Задание 1 =>
Перечислите всех творцов литературы, чьи жизнь и творчество, по словам текста о поэтической культуре Чернигова, прочно связаны с Черниговщиной.
Задание 2 =>
Определите, соответствуют ли тексту о поэтической культуре Чернигова следующие утверждения: (a) Владимир Нарбут дебютировал в Петербурге; (b) Игорь Юрков состоялся как поэт в Киеве; (c) «литературные субботы» проводил Михаил Жук. На каждое ответьте «да» или «нет» и приведите точную цитату, которая это решает.
Задание 3 =>
Пожалуйста, продолжите текст о поэтической культуре Чернигова после его последнего предложения.

Исходный текст =>
_____
И всё же, параллельно со «столичной» культурой, жила и развивалась культура провинции. Конечно же, почти во всём она была зависима от культуры метрополии. Порой, особенно в крупных региональных центрах, она принимала и своеобразные черты, обретала собственное лицо – в силу активности местных ярких личностей. Но, к сожалению, в значительном большинстве областей страны уровень местной культуры сильно отличался от столичной своей оторванностью от современных течений, а то и просто банальной недостаточностью образованности…

Поэтическая культура Чернигова, имея глубокие корни, идущие ещё со времён Киевской Руси, в разные эпохи переживала и взлёты, и затухания. Однако всегда следует помнить о том, что именно Черниговская земля дала отечественной культуре и «вещего Бояна», и творцов многих былинных сюжетов («Илья Муромец и Соловей-разбойник», «Иван Годинович и Настасья» и другие)…

О вкладе Черниговской земли в минувшем веке в украинскую культуру общеизвестно. Со школьных лет знакомы читателям имена Павла Тычины, Василя Чумака, Василя Блакитного, многие знают о «литературных субботах» Михайла Коцюбинского, людям, интересующимся историей культурной жизни Чернигова, известно и о «литературных средах» Михаила Жука, сегодняшние черниговцы наслышаны о местных украинских поэтах Дмитре Куровском, Кузьме Журбе, Станиславе Репьяхе, Дмитре Иванове, Петре Куценко, Василе Буденном, Надежде Галковской, Владимире Сапоне…

Но, как и в большинстве областей Украины, параллельно с украинской культурой, а нередко и тесно переплетаясь с нею, здесь издавна развивалась и русская культура. С Черниговщиной прочно связаны жизнь и творчество Николая Гоголя, Евгения Гребёнки, Нестора Кукольника, Алексея Константиновича Толстого и многих других творцов литературы. Северская земля, её ландшафты и люди, её история и современность стали источником и темой поэтического творчества многих русских поэтов различных эпох, в той либо иной степени связавших свою судьбу с нашим краем.

К сожалению, в отличие от украинских поэтов, местным русским литераторам в двадцатом веке было значительно труднее установить широкое общение с читателями. В результате, многие талантливые «мальчики и девочки», сразу же со школьной скамьи покидали родные места, уезжали в Россию и уже там налаживали свою творческую жизнь. Те же, кто оставался в Чернигове, и даже многие из тех, кто «устраивался» в Киеве, были в большинстве своём осуждены на «творческое прозябание» либо полную безвестность. Если Владимир Нарбут, дебютировавший в Петербурге, уже двадцатитрёхлетним получил признание в литературных и читательских кругах, то не менее талантливый Игорь Юрков, состоявшийся как поэт в Чернигове и вскоре «затерявшийся в провинциальном Киеве», до сих пор мало известен читающей публике.
_____
Исходные данные =>
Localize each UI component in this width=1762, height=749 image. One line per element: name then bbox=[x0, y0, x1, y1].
_____
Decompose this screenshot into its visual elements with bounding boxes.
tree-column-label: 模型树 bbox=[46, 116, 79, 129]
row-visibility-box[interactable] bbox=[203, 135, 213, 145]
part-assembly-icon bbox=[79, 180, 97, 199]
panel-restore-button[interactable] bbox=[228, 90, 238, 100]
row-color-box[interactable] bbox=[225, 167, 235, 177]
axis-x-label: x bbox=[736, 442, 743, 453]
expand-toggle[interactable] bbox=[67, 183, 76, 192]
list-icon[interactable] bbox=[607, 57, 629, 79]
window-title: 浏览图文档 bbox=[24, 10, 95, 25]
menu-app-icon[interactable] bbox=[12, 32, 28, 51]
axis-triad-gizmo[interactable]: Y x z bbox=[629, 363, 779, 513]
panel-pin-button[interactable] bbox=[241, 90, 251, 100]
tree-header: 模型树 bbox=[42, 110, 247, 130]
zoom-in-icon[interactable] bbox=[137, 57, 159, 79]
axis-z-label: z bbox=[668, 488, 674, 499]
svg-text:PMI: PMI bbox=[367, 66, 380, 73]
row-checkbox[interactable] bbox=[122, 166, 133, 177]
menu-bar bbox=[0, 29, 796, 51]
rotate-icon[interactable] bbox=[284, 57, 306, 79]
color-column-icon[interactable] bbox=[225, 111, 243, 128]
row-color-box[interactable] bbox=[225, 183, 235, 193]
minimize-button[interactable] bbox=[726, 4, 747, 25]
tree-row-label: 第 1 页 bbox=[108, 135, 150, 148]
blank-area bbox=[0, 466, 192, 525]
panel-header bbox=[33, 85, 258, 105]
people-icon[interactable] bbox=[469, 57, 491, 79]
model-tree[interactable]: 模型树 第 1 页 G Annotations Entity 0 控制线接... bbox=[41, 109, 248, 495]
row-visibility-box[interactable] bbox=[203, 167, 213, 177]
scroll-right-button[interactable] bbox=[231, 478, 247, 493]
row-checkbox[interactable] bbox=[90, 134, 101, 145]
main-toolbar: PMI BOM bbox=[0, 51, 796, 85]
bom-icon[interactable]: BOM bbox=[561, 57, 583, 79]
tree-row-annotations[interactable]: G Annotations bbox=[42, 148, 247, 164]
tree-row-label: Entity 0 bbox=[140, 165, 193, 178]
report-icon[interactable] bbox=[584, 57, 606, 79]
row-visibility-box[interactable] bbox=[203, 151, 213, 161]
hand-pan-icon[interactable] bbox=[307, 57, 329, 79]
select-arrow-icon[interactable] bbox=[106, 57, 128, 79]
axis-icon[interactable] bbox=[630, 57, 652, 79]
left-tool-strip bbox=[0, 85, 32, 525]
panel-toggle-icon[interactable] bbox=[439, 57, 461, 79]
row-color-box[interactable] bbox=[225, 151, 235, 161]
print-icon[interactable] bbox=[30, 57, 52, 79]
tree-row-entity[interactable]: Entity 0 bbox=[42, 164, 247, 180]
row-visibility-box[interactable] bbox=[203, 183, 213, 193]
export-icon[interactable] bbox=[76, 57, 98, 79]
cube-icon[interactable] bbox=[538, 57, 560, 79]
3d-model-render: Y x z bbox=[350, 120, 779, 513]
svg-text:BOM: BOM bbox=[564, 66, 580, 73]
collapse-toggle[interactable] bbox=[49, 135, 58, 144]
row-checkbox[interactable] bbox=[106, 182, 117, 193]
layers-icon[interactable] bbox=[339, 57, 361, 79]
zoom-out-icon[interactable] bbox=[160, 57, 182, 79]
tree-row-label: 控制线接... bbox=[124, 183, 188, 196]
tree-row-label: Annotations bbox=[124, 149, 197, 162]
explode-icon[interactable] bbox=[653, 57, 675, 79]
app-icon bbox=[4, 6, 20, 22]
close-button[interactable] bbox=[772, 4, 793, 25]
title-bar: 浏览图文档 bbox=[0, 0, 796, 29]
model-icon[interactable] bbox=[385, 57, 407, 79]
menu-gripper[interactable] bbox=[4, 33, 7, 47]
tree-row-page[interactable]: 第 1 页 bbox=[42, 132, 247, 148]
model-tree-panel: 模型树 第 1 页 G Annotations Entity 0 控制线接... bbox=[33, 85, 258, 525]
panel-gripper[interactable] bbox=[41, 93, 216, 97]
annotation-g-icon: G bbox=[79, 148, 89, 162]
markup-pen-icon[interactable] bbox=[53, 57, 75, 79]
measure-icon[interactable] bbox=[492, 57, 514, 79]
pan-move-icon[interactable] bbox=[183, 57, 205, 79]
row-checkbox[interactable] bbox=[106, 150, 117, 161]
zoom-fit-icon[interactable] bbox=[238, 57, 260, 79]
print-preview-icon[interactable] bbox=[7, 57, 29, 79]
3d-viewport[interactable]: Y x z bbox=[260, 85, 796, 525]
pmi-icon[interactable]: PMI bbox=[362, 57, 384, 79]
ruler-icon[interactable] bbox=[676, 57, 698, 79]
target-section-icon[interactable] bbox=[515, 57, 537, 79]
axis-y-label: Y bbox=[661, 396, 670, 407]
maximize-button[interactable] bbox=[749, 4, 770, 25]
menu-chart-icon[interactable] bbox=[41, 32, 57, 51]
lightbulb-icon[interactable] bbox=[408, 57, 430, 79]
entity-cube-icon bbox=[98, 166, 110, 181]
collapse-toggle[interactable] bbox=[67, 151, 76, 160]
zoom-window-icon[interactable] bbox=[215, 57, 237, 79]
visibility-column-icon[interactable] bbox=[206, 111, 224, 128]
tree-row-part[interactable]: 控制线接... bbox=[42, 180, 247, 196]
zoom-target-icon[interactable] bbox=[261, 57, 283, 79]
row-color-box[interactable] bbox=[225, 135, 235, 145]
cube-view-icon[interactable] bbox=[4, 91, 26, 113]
_____
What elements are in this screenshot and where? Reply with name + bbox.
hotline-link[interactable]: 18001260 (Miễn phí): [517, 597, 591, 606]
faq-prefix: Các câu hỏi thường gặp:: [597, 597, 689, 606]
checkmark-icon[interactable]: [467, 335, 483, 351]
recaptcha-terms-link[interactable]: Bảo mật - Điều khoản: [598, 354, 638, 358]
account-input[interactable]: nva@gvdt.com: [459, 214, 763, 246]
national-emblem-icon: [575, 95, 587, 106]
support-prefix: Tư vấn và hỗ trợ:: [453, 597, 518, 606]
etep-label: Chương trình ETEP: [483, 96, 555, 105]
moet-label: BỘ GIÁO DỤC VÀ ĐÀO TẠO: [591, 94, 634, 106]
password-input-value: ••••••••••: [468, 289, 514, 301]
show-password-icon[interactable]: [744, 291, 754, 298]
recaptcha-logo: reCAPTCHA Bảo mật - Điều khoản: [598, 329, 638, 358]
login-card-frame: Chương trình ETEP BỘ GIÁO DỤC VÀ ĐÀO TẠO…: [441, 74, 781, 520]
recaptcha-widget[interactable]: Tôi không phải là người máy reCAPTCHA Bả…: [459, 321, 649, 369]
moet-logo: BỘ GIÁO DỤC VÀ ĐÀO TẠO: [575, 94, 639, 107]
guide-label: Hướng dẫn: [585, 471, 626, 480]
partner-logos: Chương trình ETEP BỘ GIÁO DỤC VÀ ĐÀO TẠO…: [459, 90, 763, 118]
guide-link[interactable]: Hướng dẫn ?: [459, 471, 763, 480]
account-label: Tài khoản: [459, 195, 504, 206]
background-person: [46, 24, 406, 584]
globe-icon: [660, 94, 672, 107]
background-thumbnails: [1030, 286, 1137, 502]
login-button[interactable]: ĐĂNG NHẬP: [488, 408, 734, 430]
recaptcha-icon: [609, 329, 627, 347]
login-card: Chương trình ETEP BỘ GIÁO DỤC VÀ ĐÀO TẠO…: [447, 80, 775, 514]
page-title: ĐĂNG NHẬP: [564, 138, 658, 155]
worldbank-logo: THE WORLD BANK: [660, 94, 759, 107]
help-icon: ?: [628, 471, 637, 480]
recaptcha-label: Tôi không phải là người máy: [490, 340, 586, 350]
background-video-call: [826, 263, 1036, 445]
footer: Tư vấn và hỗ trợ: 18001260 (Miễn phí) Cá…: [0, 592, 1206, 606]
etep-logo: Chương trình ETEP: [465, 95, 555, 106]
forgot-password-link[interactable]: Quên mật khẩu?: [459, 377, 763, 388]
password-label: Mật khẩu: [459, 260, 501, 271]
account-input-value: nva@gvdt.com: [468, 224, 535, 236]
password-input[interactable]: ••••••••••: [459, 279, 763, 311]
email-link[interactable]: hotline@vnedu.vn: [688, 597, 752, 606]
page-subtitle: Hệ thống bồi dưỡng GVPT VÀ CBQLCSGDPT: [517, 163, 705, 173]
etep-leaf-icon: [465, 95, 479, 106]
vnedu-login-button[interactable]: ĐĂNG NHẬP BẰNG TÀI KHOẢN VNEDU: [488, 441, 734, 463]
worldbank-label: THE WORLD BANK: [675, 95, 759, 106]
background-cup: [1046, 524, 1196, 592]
_____
Ответ 1 =>
Николай Гоголь, Евгений Гребёнка, Нестор Кукольник, Алексей Константинович Толстой.

Ответ 2 =>
(a) Да: «Владимир Нарбут, дебютировавший в Петербурге».
(b) Нет: «Игорь Юрков, состоявшийся как поэт в Чернигове».
(c) Нет: «о «литературных субботах» Михайла Коцюбинского».

Ответ 3 =>
Кое-кто, ради возможности быть опубликованным, осваивал украинский язык и становился «украинским поэтом», как, например, Абрам Кацнельсон, родившийся в 1914 году в Городне. Но сохранивший верность родному, русскому языку Пётр Пиница, родившийся в той же Городне четверть века спустя, печатавшийся в своё время в России, издавший там свой единственный поэтический сборник, в Чернигове в течение двадцати лет не опубликовал ни единой строчки, и лишь в самые последние годы его жизни (в «развальное время») местные газеты стали активно печатать его стихи.

Показательно, что в областной газете «Деснянська правда» за десять лет – с 1943 года – не было опубликовано ни одного стихотворения кого-либо из местных русских поэтов (лишь в августе 1953 года здесь впервые появляется стихотворение – текст песни о Чернигове – Николая Какичева), тогда как в это же время в ней ежегодно публиковались стихи более семи десятков черниговцев, пишущих на украинском языке.

И всё же, всё же…

Как и во всём мире, на земле северян рождались талантливые люди, и родным языком многих из них был и оставался русский язык. Здесь, на Черниговской земле, оседали на долгие годы, занесённые волей судьбы, прекрасные поэты, и, даже сознавая, что обречены на безвестность, всё же создавали великолепные стихи – потому что не могли жить без поэзии. Писали стихи на родном – русском – языке, потому что не желали отказываться от него ради «конъюктурщины», хотя многим из них предлагали: «Пишіть українською, і ваші вірші будуть друкуватись».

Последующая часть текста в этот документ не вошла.